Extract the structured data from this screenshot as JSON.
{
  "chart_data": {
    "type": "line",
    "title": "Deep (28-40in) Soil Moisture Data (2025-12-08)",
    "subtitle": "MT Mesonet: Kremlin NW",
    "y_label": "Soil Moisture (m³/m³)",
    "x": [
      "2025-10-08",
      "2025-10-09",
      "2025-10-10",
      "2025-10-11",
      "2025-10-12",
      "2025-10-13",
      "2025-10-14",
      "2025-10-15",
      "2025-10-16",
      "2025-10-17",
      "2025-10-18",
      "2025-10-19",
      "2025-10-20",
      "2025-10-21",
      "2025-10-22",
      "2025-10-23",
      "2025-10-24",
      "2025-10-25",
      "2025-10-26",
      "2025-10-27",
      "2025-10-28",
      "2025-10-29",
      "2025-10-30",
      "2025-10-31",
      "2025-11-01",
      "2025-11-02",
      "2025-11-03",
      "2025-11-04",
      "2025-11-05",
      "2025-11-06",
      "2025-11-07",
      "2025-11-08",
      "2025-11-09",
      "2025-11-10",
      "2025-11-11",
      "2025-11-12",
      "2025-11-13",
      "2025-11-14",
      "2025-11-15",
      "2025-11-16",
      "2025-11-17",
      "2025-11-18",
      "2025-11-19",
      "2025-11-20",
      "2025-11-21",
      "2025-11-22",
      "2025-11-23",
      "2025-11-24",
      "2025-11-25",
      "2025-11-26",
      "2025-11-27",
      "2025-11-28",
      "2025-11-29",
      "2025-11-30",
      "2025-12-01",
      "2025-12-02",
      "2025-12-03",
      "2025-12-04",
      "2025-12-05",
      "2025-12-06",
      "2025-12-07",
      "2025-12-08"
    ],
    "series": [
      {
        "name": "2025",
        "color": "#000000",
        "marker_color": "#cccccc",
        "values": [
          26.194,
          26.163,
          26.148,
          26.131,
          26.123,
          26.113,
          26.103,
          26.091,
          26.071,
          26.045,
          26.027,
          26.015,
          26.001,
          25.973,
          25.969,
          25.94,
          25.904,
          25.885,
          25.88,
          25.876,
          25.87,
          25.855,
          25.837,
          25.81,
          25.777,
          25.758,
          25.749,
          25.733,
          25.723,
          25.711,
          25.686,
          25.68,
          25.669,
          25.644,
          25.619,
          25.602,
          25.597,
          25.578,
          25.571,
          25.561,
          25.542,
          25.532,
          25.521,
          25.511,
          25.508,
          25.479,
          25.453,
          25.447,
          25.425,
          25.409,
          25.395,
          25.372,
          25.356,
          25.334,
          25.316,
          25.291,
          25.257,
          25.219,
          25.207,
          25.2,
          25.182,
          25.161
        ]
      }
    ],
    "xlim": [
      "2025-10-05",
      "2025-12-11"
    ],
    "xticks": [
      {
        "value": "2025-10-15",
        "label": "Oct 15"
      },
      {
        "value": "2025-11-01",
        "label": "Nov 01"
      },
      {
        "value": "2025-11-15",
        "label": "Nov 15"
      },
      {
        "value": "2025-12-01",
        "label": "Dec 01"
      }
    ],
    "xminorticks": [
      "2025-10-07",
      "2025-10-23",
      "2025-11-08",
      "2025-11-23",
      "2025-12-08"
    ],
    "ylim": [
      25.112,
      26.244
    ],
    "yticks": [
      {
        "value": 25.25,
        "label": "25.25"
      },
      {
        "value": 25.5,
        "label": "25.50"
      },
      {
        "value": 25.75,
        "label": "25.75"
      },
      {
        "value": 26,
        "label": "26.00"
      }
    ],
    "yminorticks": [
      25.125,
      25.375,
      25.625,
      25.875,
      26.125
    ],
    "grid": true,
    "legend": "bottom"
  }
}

*Set problem:* Retype the data exactly as given.

*Worked answer:*
Extract the structured data from this screenshot as JSON.
{
  "chart_data": {
    "type": "line",
    "title": "Deep (28-40in) Soil Moisture Data (2025-12-08)",
    "subtitle": "MT Mesonet: Kremlin NW",
    "y_label": "Soil Moisture (m³/m³)",
    "x": [
      "2025-10-08",
      "2025-10-09",
      "2025-10-10",
      "2025-10-11",
      "2025-10-12",
      "2025-10-13",
      "2025-10-14",
      "2025-10-15",
      "2025-10-16",
      "2025-10-17",
      "2025-10-18",
      "2025-10-19",
      "2025-10-20",
      "2025-10-21",
      "2025-10-22",
      "2025-10-23",
      "2025-10-24",
      "2025-10-25",
      "2025-10-26",
      "2025-10-27",
      "2025-10-28",
      "2025-10-29",
      "2025-10-30",
      "2025-10-31",
      "2025-11-01",
      "2025-11-02",
      "2025-11-03",
      "2025-11-04",
      "2025-11-05",
      "2025-11-06",
      "2025-11-07",
      "2025-11-08",
      "2025-11-09",
      "2025-11-10",
      "2025-11-11",
      "2025-11-12",
      "2025-11-13",
      "2025-11-14",
      "2025-11-15",
      "2025-11-16",
      "2025-11-17",
      "2025-11-18",
      "2025-11-19",
      "2025-11-20",
      "2025-11-21",
      "2025-11-22",
      "2025-11-23",
      "2025-11-24",
      "2025-11-25",
      "2025-11-26",
      "2025-11-27",
      "2025-11-28",
      "2025-11-29",
      "2025-11-30",
      "2025-12-01",
      "2025-12-02",
      "2025-12-03",
      "2025-12-04",
      "2025-12-05",
      "2025-12-06",
      "2025-12-07",
      "2025-12-08"
    ],
    "series": [
      {
        "name": "2025",
        "color": "#000000",
        "marker_color": "#cccccc",
        "values": [
          26.194,
          26.163,
          26.148,
          26.131,
          26.123,
          26.113,
          26.103,
          26.091,
          26.071,
          26.045,
          26.027,
          26.015,
          26.001,
          25.973,
          25.969,
          25.94,
          25.904,
          25.885,
          25.88,
          25.876,
          25.87,
          25.855,
          25.837,
          25.81,
          25.777,
          25.758,
          25.749,
          25.733,
          25.723,
          25.711,
          25.686,
          25.68,
          25.669,
          25.644,
          25.619,
          25.602,
          25.597,
          25.578,
          25.571,
          25.561,
          25.542,
          25.532,
          25.521,
          25.511,
          25.508,
          25.479,
          25.453,
          25.447,
          25.425,
          25.409,
          25.395,
          25.372,
          25.356,
          25.334,
          25.316,
          25.291,
          25.257,
          25.219,
          25.207,
          25.2,
          25.182,
          25.161
        ]
      }
    ],
    "xlim": [
      "2025-10-05",
      "2025-12-11"
    ],
    "xticks": [
      {
        "value": "2025-10-15",
        "label": "Oct 15"
      },
      {
        "value": "2025-11-01",
        "label": "Nov 01"
      },
      {
        "value": "2025-11-15",
        "label": "Nov 15"
      },
      {
        "value": "2025-12-01",
        "label": "Dec 01"
      }
    ],
    "xminorticks": [
      "2025-10-07",
      "2025-10-23",
      "2025-11-08",
      "2025-11-23",
      "2025-12-08"
    ],
    "ylim": [
      25.112,
      26.244
    ],
    "yticks": [
      {
        "value": 25.25,
        "label": "25.25"
      },
      {
        "value": 25.5,
        "label": "25.50"
      },
      {
        "value": 25.75,
        "label": "25.75"
      },
      {
        "value": 26,
        "label": "26.00"
      }
    ],
    "yminorticks": [
      25.125,
      25.375,
      25.625,
      25.875,
      26.125
    ],
    "grid": true,
    "legend": "bottom"
  }
}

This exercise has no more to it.